** begin Record list **
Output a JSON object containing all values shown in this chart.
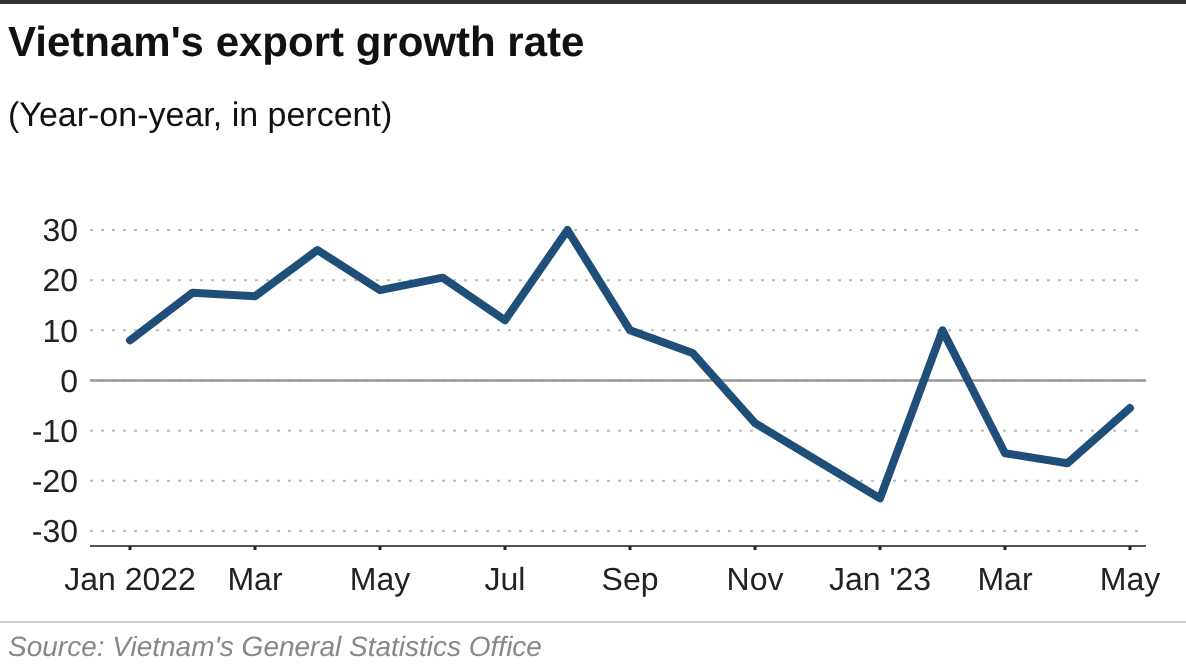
{
  "chart_data": {
    "type": "line",
    "title": "Vietnam's export growth rate",
    "subtitle": "(Year-on-year, in percent)",
    "categories": [
      "Jan 2022",
      null,
      "Mar",
      null,
      "May",
      null,
      "Jul",
      null,
      "Sep",
      null,
      "Nov",
      null,
      "Jan '23",
      null,
      "Mar",
      null,
      "May"
    ],
    "series": [
      {
        "color": "#1f4e79",
        "values": [
          8,
          17.5,
          16.8,
          26,
          18,
          20.5,
          12,
          30,
          10,
          5.5,
          -8.5,
          -16,
          -23.5,
          10,
          -14.5,
          -16.5,
          -5.5
        ]
      }
    ],
    "ylim": [
      -33,
      30
    ],
    "yticks": [
      -30,
      -20,
      -10,
      0,
      10,
      20,
      30
    ],
    "grid": "y",
    "marker": "none",
    "line_style": "solid",
    "ref_lines": [
      {
        "axis": "y",
        "value": 0,
        "color": "#999999"
      }
    ],
    "annotations": [
      "Source: Vietnam's General Statistics Office"
    ]
  }
}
** end Record list **
All of the lines above should be retyped precisely, apart from the pictures.

Output a JSON object containing all values shown in this chart.
{
  "chart_data": {
    "type": "line",
    "title": "Vietnam's export growth rate",
    "subtitle": "(Year-on-year, in percent)",
    "categories": [
      "Jan 2022",
      null,
      "Mar",
      null,
      "May",
      null,
      "Jul",
      null,
      "Sep",
      null,
      "Nov",
      null,
      "Jan '23",
      null,
      "Mar",
      null,
      "May"
    ],
    "series": [
      {
        "color": "#1f4e79",
        "values": [
          8,
          17.5,
          16.8,
          26,
          18,
          20.5,
          12,
          30,
          10,
          5.5,
          -8.5,
          -16,
          -23.5,
          10,
          -14.5,
          -16.5,
          -5.5
        ]
      }
    ],
    "ylim": [
      -33,
      30
    ],
    "yticks": [
      -30,
      -20,
      -10,
      0,
      10,
      20,
      30
    ],
    "grid": "y",
    "marker": "none",
    "line_style": "solid",
    "ref_lines": [
      {
        "axis": "y",
        "value": 0,
        "color": "#999999"
      }
    ],
    "annotations": [
      "Source: Vietnam's General Statistics Office"
    ]
  }
}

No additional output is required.